EXTRAIT FOURNI ▸
-*-*-
C’est une famille profondément meurtrie, portant lourdement le fardeau de la grande douleur de tant d’exactions subies qui, aujourd’hui, vous adresse cette lettre ouverte. La plaie est profonde et le flot de la douleur, intarissable. Le sanglot de nos cœurs fait écho aux murmures de nos lèvres : «quand pourrons-nous vivre enfin, en paix dans notre propre village?», «à quand la résolution définitive de ce conflit combien inacceptable ?», «et comment comprendre la démission et le laxisme de l’administration locale ? Est-ce à dire que l’Etat est impuissant, au point que les populations doivent assurer leur propre défense ? Sinon, comment comprendre qu’on puisse devenir un réfugié dans son propre pays ?»
Excellence, les exactions perpétrées par le clan du «chef» Akongba contre les membres de la famille Liliou et alliés à Guénon depuis mars 2012,et qui se poursuivent jusqu’aujourd’hui, relèvent d’une époque moyenâgeuse et doivent immédiatement prendre fin. Une telle situation est intolérable et inacceptable dans un Etat de droit. Dans ce village comme dans tous les autres du Burkina Faso, doivent aussi s’appliquer les motifs de la révolution des 30 et 31 octobre 2015 et de la résistance du peuple burkinabè face à la forfaiture des 16 et 17 septembre. Nous avons combattu l’injustice, la manipulation politique à des fins partisanes, le mépris de la justice. Comment peut-on comprendre que des groupes d’individus dans le village de Guénon se permettent de ramer à contre-courant de la marche irréversible de notre peuple? Guénon n’étant pas hors des frontières du Burkina, cette arrogance de ces individus hors-la-loi doit immédiatement cesser. Notre «plus rien ne sera comme avant !» est-il devenu un vain mot ? Le conflit qui se vit à Guénon est devenu une situation nationale et doit être traitée comme telle.
Un bref rappel de l’essentiel des évènements passés vous fera voir l’ampleur et la gravité de la situation et surtout, que vous devez agir avec vigueur et diligence pour restaurer l’autorité de l’Etat dans ce village.
2 mars 2012, Guénon au cœur d’un conflit de chefferie
«C’est une véritable marée humaine qui a déferlé sur les concessions des Liliou. C’était comme dans une opération de ratissage. C’était une véritable battue. En toute sincérité, la gendarmerie n’y pouvait rien», se souvient le commandant de la compagnie de gendarmerie de Pô, le lieutenant Sibiri Samuel Zongo.
La suite, on la connaît. Bilan de cette expédition punitive, fourni par les forces de sécurité, l’infirmier-major du CSPS de Tiébélé, Karim Ouédraogo, et le haut-commissaire du Nahouri, Léoua OloHien : dix morts dont deux dans les rangs des Akongba et huit parmi les Liliou. Mais chez ces derniers, le décompte macabre s’établirait à douze macchabées dont onze en leur sein contre une dans le camp adverse. A tout cela, s’ajoutent les quelque neuf cents déplacés dont les domiciles ont été saccagés et incendiés, le bétail massacré et les greniers brûlés.
-*-*-
JEU DE DONNÉES ▸
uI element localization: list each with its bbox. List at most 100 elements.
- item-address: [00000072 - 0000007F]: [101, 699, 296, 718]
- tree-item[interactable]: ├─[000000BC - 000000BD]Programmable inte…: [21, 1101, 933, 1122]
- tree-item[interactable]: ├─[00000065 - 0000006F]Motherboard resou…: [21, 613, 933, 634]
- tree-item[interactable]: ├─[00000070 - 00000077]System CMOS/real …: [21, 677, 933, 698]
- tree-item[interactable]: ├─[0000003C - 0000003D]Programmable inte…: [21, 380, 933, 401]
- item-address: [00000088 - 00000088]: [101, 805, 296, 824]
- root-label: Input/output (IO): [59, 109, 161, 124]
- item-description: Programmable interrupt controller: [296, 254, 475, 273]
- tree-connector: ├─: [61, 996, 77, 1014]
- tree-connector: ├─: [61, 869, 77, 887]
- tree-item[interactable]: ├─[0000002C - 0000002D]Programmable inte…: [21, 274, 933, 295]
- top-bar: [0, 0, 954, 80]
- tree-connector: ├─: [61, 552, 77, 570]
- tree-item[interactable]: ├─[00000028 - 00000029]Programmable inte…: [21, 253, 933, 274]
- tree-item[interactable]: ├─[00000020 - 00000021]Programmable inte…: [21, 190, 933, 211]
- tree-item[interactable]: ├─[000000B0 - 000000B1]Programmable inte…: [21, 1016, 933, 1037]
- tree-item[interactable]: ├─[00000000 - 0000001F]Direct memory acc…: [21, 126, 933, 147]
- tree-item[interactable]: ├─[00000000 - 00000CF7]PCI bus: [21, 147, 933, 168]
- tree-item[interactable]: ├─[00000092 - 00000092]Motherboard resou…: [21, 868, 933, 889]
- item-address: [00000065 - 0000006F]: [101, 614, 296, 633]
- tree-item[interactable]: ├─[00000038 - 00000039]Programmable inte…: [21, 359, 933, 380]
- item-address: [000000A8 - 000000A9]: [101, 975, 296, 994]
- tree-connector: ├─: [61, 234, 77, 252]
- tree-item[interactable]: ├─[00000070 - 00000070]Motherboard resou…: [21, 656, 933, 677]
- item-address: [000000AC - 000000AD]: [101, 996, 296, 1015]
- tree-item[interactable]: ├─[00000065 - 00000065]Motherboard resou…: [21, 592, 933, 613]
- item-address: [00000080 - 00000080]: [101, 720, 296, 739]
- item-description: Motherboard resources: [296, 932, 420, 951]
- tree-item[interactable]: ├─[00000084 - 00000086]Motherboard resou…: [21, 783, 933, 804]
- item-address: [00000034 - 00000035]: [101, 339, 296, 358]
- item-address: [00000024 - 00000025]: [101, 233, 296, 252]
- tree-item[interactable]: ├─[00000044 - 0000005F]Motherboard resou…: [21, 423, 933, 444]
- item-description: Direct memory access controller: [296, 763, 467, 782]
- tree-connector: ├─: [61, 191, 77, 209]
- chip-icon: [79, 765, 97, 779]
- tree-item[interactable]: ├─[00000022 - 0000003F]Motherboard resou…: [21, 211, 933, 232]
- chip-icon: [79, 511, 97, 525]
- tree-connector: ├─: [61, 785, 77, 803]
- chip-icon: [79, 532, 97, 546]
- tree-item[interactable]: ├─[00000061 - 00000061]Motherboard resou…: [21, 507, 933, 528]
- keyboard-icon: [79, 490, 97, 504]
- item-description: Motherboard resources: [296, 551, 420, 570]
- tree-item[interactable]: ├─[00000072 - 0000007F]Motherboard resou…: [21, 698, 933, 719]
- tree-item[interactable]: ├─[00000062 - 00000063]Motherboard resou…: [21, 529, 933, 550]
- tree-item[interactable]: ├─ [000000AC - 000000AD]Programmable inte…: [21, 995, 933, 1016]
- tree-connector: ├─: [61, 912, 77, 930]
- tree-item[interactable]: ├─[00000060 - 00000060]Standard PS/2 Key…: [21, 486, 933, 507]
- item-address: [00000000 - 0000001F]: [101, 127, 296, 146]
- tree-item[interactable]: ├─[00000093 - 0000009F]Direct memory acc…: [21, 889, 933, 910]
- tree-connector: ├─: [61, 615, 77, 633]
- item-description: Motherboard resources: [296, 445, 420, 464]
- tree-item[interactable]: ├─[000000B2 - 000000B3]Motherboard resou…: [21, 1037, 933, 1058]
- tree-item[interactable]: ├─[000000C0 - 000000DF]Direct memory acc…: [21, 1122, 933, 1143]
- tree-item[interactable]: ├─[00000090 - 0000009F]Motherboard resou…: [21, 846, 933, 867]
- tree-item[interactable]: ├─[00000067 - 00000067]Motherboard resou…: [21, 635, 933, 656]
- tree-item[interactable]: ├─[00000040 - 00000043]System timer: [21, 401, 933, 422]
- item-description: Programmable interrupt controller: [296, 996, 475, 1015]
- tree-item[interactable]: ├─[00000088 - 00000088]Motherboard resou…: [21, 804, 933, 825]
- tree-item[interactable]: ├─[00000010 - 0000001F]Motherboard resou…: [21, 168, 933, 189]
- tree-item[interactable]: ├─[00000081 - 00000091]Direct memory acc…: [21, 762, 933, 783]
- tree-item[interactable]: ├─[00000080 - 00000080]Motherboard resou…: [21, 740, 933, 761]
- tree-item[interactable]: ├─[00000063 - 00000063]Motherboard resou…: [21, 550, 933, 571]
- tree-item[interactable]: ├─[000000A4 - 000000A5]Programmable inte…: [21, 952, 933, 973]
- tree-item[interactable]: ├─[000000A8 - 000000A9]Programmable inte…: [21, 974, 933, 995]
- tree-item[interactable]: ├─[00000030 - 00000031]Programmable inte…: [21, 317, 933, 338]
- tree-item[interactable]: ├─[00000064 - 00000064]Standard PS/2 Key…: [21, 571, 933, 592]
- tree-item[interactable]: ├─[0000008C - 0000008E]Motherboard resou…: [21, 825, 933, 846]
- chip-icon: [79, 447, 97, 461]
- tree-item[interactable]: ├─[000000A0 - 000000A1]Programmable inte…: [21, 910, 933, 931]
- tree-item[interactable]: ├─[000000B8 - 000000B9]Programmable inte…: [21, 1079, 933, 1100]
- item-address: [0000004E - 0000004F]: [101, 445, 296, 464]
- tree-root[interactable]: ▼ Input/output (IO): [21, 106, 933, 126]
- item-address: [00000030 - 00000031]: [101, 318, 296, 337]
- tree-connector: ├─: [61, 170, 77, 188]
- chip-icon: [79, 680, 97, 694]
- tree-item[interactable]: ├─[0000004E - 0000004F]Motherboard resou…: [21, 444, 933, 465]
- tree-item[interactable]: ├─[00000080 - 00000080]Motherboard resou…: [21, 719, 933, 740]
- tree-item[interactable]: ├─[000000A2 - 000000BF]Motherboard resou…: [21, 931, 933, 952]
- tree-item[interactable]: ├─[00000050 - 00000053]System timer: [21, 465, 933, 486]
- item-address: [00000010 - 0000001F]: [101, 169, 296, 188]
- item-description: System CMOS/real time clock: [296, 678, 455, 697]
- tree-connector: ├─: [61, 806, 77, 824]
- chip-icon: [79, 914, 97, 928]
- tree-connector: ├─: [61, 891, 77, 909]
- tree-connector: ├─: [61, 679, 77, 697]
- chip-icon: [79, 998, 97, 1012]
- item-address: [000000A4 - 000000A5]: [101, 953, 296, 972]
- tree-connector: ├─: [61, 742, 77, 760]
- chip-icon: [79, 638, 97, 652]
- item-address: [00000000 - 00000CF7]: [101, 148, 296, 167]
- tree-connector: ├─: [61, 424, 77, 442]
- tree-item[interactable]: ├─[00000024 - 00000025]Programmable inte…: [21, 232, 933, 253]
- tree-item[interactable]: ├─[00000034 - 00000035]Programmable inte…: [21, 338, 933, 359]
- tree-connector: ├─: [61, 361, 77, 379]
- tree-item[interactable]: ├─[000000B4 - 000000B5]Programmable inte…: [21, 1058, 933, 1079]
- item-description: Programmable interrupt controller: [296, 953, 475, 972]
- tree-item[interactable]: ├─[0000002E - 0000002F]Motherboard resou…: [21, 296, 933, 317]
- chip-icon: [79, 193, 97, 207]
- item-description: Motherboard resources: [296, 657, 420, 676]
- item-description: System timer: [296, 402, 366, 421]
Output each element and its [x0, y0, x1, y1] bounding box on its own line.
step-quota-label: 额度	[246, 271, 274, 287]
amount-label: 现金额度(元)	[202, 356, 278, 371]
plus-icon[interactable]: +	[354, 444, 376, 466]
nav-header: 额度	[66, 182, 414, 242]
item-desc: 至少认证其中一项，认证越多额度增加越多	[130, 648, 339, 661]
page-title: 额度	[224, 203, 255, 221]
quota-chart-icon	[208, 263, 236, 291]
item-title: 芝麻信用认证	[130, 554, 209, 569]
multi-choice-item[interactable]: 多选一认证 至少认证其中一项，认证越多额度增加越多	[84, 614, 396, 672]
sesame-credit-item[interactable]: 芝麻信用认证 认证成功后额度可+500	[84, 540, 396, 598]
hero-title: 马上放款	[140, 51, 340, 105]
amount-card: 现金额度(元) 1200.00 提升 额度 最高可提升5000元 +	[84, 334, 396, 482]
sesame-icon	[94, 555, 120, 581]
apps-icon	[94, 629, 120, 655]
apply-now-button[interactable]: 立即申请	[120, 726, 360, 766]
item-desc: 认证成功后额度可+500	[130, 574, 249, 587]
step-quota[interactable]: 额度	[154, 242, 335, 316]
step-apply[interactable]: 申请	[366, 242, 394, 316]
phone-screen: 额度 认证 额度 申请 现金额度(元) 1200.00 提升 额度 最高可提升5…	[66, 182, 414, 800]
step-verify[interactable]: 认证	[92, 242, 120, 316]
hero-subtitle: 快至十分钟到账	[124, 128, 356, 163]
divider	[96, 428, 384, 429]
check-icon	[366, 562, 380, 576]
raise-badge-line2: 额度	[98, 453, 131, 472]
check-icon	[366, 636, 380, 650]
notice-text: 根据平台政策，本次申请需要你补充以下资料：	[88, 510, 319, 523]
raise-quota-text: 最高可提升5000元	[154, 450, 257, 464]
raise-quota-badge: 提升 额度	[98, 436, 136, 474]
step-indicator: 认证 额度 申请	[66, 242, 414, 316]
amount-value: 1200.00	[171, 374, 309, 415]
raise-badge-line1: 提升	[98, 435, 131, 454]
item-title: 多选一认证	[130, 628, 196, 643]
-*-*-
CONSIGNES ÉCRITES ▸
1. Relevez tous les noms de lieux mentionnés dans l'extrait fourni.
2. Recopiez mot pour mot le passage de l'extrait fourni situé entre « Un bref rappel » et « Sibiri Samuel Zongo. », ces deux bornes comprises.

RÉPONSES PAR CONSIGNE ▸
1.
Guénon
Burkina Faso
Pô
Tiébélé
Nahouri

2.
Un bref rappel de l’essentiel des évènements passés vous fera voir l’ampleur et la gravité de la situation et surtout, que vous devez agir avec vigueur et diligence pour restaurer l’autorité de l’Etat dans ce village.
2 mars 2012, Guénon au cœur d’un conflit de chefferie
«C’est une véritable marée humaine qui a déferlé sur les concessions des Liliou. C’était comme dans une opération de ratissage. C’était une véritable battue. En toute sincérité, la gendarmerie n’y pouvait rien», se souvient le commandant de la compagnie de gendarmerie de Pô, le lieutenant Sibiri Samuel Zongo.